| Task input |
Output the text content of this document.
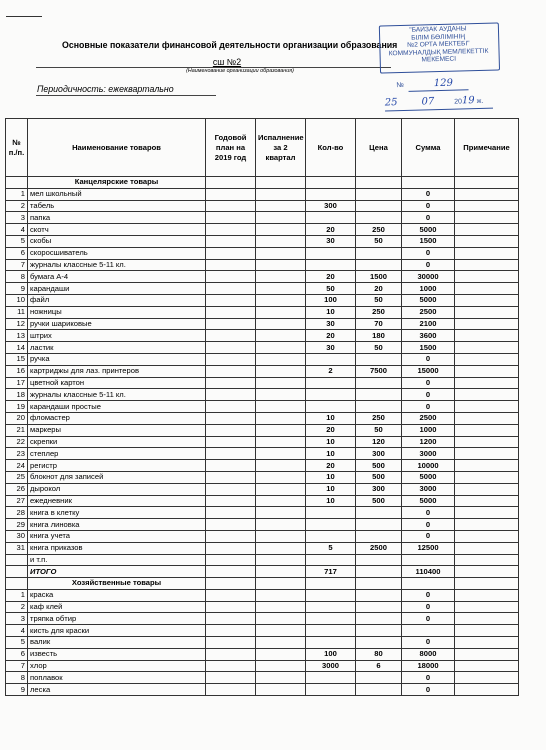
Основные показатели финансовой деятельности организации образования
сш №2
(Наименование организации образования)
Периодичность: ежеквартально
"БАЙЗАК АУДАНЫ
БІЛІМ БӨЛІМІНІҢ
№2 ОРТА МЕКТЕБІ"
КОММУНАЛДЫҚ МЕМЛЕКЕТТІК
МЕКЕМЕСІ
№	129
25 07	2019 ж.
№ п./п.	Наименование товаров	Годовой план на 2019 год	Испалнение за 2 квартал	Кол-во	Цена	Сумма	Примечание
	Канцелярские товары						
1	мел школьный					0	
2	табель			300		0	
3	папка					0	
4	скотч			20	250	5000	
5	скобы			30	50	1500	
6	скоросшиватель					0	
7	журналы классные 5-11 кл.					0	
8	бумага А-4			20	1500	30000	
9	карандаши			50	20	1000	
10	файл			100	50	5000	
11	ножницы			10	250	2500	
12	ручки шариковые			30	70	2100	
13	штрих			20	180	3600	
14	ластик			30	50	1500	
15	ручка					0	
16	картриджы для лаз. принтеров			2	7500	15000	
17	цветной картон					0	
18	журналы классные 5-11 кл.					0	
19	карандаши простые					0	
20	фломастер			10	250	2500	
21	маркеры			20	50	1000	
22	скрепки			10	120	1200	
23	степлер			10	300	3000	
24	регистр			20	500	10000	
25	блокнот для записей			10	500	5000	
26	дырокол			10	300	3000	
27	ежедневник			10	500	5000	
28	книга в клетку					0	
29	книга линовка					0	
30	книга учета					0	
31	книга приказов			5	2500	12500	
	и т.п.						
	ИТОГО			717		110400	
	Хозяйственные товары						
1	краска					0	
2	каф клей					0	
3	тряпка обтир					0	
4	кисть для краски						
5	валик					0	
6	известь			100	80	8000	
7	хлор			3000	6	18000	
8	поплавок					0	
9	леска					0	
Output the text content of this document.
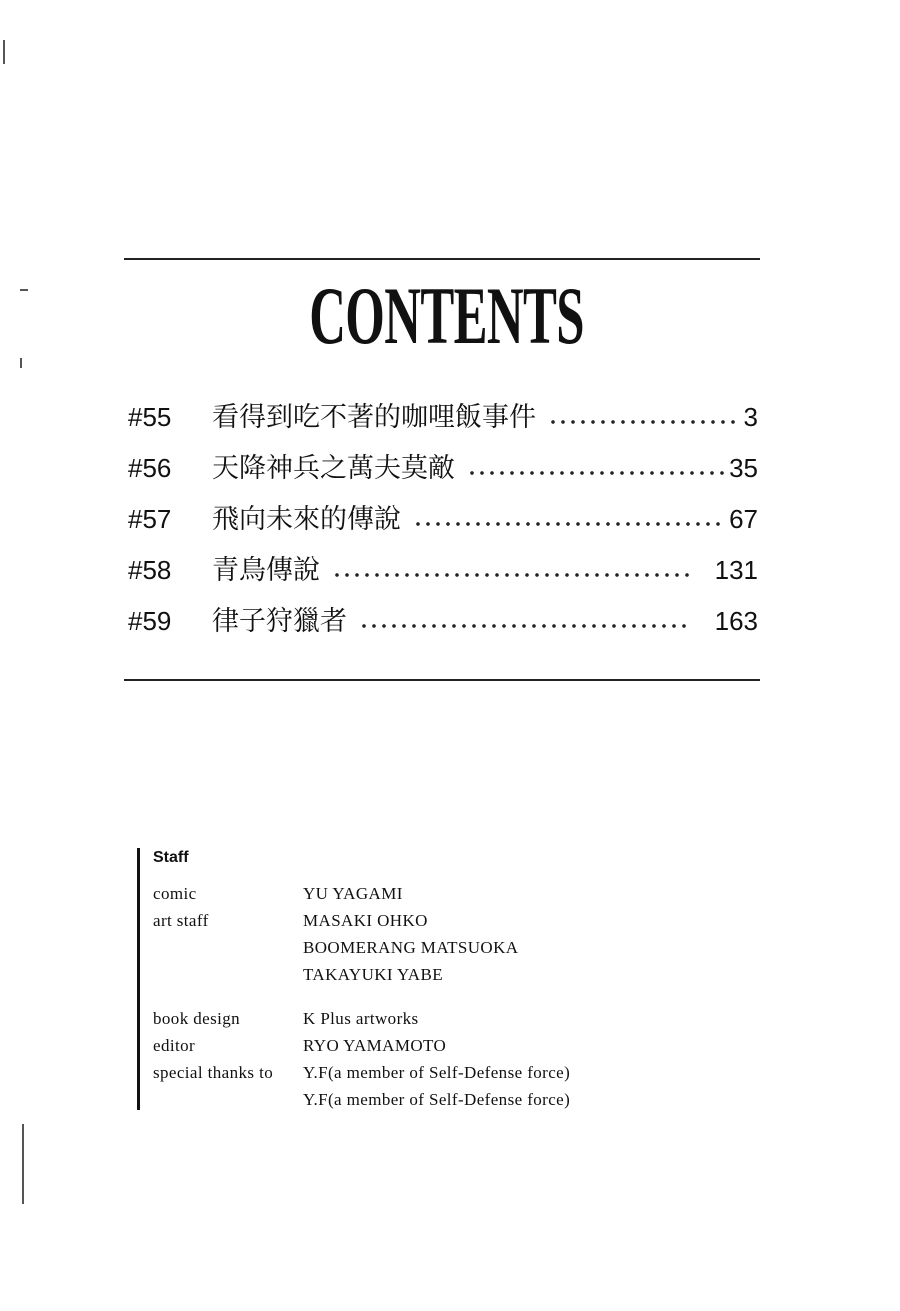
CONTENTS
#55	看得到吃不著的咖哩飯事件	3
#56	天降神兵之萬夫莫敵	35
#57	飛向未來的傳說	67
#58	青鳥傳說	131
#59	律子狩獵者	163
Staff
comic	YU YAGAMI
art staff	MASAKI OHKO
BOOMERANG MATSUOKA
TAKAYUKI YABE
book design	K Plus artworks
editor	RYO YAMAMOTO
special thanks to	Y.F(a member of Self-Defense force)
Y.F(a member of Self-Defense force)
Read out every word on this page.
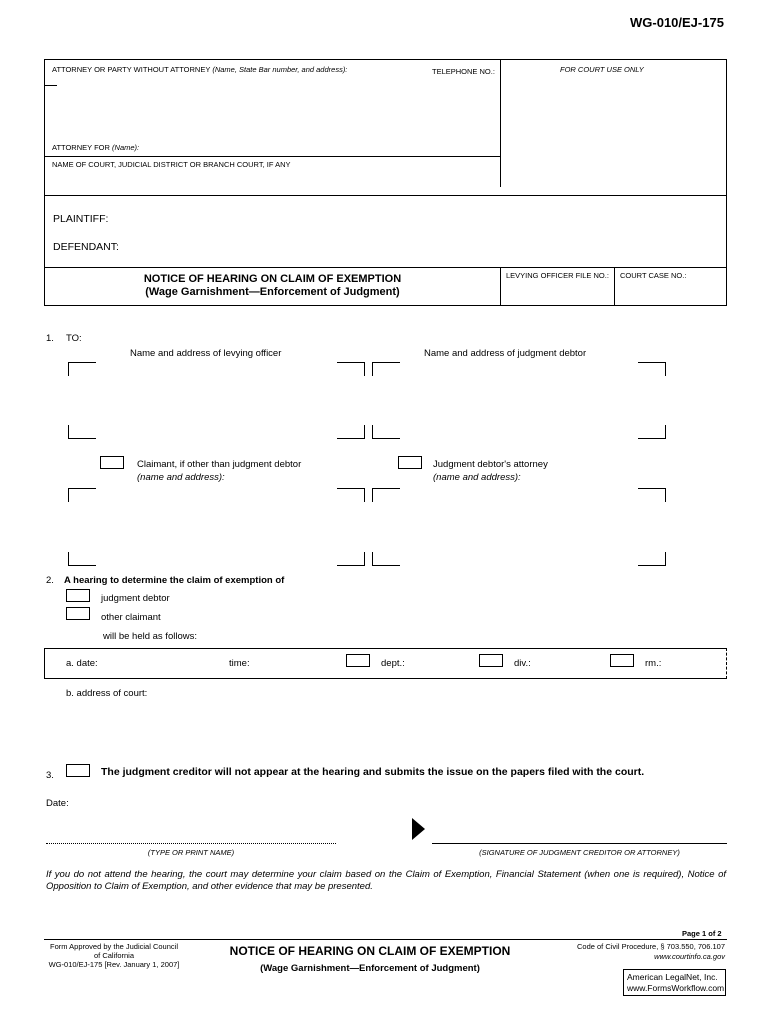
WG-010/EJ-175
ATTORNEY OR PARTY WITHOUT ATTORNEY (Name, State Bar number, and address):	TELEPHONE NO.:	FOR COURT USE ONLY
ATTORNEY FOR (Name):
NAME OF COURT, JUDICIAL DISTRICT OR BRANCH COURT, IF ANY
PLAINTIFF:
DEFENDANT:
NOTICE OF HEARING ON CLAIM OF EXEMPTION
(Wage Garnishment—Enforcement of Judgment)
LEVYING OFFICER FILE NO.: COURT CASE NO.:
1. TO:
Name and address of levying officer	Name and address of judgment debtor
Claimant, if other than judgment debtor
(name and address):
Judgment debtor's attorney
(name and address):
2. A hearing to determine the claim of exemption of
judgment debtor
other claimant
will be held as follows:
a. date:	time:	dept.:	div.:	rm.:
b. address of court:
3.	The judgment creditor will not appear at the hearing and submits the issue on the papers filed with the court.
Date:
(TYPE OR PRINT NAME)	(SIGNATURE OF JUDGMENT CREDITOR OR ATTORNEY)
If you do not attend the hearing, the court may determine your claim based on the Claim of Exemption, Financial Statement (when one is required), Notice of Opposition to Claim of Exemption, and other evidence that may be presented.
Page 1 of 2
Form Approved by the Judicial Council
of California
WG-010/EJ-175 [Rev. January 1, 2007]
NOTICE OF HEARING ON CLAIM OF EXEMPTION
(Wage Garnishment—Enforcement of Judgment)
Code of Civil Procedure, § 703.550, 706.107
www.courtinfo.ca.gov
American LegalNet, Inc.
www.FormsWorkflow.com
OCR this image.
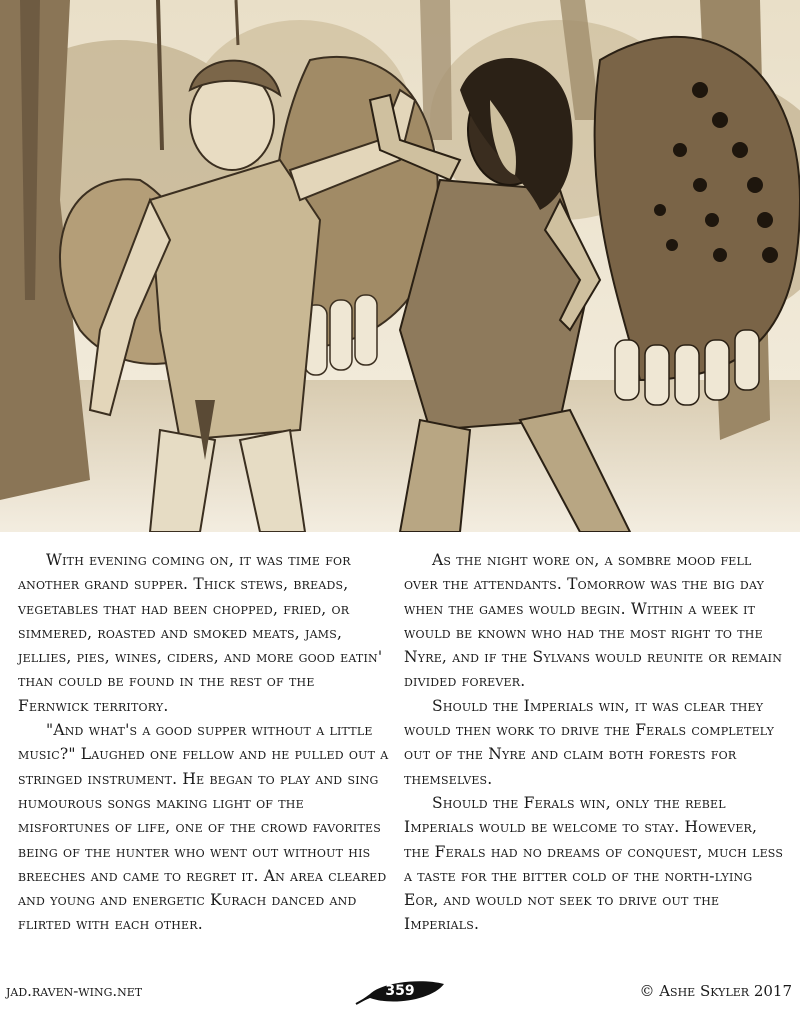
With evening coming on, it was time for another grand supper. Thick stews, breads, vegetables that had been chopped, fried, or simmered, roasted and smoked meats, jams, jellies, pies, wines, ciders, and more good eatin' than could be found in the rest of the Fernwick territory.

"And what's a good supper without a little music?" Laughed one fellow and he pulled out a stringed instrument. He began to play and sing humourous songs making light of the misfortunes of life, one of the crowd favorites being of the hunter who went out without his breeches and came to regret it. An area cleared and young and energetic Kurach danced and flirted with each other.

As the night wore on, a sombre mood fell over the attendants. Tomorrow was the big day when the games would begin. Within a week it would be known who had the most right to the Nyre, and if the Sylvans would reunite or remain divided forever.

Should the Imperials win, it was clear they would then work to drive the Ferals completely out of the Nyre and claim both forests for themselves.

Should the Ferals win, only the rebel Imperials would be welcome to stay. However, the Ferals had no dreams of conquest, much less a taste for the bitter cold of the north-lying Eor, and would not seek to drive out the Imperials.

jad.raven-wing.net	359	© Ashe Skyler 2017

| Required task |
Restate each entry word for word, please, but drop any images it holds.

| Full answer |
Output the text content of this document.
Основные показатели финансовой деятельности организации образования
сш №2
(Наименование организации образования)
Периодичность: ежеквартально
"БАЙЗАК АУДАНЫ
БІЛІМ БӨЛІМІНІҢ
№2 ОРТА МЕКТЕБІ"
КОММУНАЛДЫҚ МЕМЛЕКЕТТІК
МЕКЕМЕСІ
№	129
25 07	2019 ж.
№ п./п.	Наименование товаров	Годовой план на 2019 год	Испалнение за 2 квартал	Кол-во	Цена	Сумма	Примечание
	Канцелярские товары						
1	мел школьный					0	
2	табель			300		0	
3	папка					0	
4	скотч			20	250	5000	
5	скобы			30	50	1500	
6	скоросшиватель					0	
7	журналы классные 5-11 кл.					0	
8	бумага А-4			20	1500	30000	
9	карандаши			50	20	1000	
10	файл			100	50	5000	
11	ножницы			10	250	2500	
12	ручки шариковые			30	70	2100	
13	штрих			20	180	3600	
14	ластик			30	50	1500	
15	ручка					0	
16	картриджы для лаз. принтеров			2	7500	15000	
17	цветной картон					0	
18	журналы классные 5-11 кл.					0	
19	карандаши простые					0	
20	фломастер			10	250	2500	
21	маркеры			20	50	1000	
22	скрепки			10	120	1200	
23	степлер			10	300	3000	
24	регистр			20	500	10000	
25	блокнот для записей			10	500	5000	
26	дырокол			10	300	3000	
27	ежедневник			10	500	5000	
28	книга в клетку					0	
29	книга линовка					0	
30	книга учета					0	
31	книга приказов			5	2500	12500	
	и т.п.						
	ИТОГО			717		110400	
	Хозяйственные товары						
1	краска					0	
2	каф клей					0	
3	тряпка обтир					0	
4	кисть для краски						
5	валик					0	
6	известь			100	80	8000	
7	хлор			3000	6	18000	
8	поплавок					0	
9	леска					0	
Output the text content of this document.
CONTENTS
#55	看得到吃不著的咖哩飯事件	3
#56	天降神兵之萬夫莫敵	35
#57	飛向未來的傳說	67
#58	青鳥傳說	131
#59	律子狩獵者	163
Staff
comic	YU YAGAMI
art staff	MASAKI OHKO
BOOMERANG MATSUOKA
TAKAYUKI YABE
book design	K Plus artworks
editor	RYO YAMAMOTO
special thanks to	Y.F(a member of Self-Defense force)
Y.F(a member of Self-Defense force)
Read out every word on this page.
WG-010/EJ-175
ATTORNEY OR PARTY WITHOUT ATTORNEY (Name, State Bar number, and address):	TELEPHONE NO.:	FOR COURT USE ONLY
ATTORNEY FOR (Name):
NAME OF COURT, JUDICIAL DISTRICT OR BRANCH COURT, IF ANY
PLAINTIFF:
DEFENDANT:
NOTICE OF HEARING ON CLAIM OF EXEMPTION
(Wage Garnishment—Enforcement of Judgment)
LEVYING OFFICER FILE NO.: COURT CASE NO.:
1. TO:
Name and address of levying officer	Name and address of judgment debtor
Claimant, if other than judgment debtor
(name and address):
Judgment debtor's attorney
(name and address):
2. A hearing to determine the claim of exemption of
judgment debtor
other claimant
will be held as follows:
a. date:	time:	dept.:	div.:	rm.:
b. address of court:
3.	The judgment creditor will not appear at the hearing and submits the issue on the papers filed with the court.
Date:
(TYPE OR PRINT NAME)	(SIGNATURE OF JUDGMENT CREDITOR OR ATTORNEY)
If you do not attend the hearing, the court may determine your claim based on the Claim of Exemption, Financial Statement (when one is required), Notice of Opposition to Claim of Exemption, and other evidence that may be presented.
Page 1 of 2
Form Approved by the Judicial Council
of California
WG-010/EJ-175 [Rev. January 1, 2007]
NOTICE OF HEARING ON CLAIM OF EXEMPTION
(Wage Garnishment—Enforcement of Judgment)
Code of Civil Procedure, § 703.550, 706.107
www.courtinfo.ca.gov
American LegalNet, Inc.
www.FormsWorkflow.com
OCR this image.
With evening coming on, it was time for another grand supper. Thick stews, breads, vegetables that had been chopped, fried, or simmered, roasted and smoked meats, jams, jellies, pies, wines, ciders, and more good eatin' than could be found in the rest of the Fernwick territory.

"And what's a good supper without a little music?" Laughed one fellow and he pulled out a stringed instrument. He began to play and sing humourous songs making light of the misfortunes of life, one of the crowd favorites being of the hunter who went out without his breeches and came to regret it. An area cleared and young and energetic Kurach danced and flirted with each other.

As the night wore on, a sombre mood fell over the attendants. Tomorrow was the big day when the games would begin. Within a week it would be known who had the most right to the Nyre, and if the Sylvans would reunite or remain divided forever.

Should the Imperials win, it was clear they would then work to drive the Ferals completely out of the Nyre and claim both forests for themselves.

Should the Ferals win, only the rebel Imperials would be welcome to stay. However, the Ferals had no dreams of conquest, much less a taste for the bitter cold of the north-lying Eor, and would not seek to drive out the Imperials.

jad.raven-wing.net	359	© Ashe Skyler 2017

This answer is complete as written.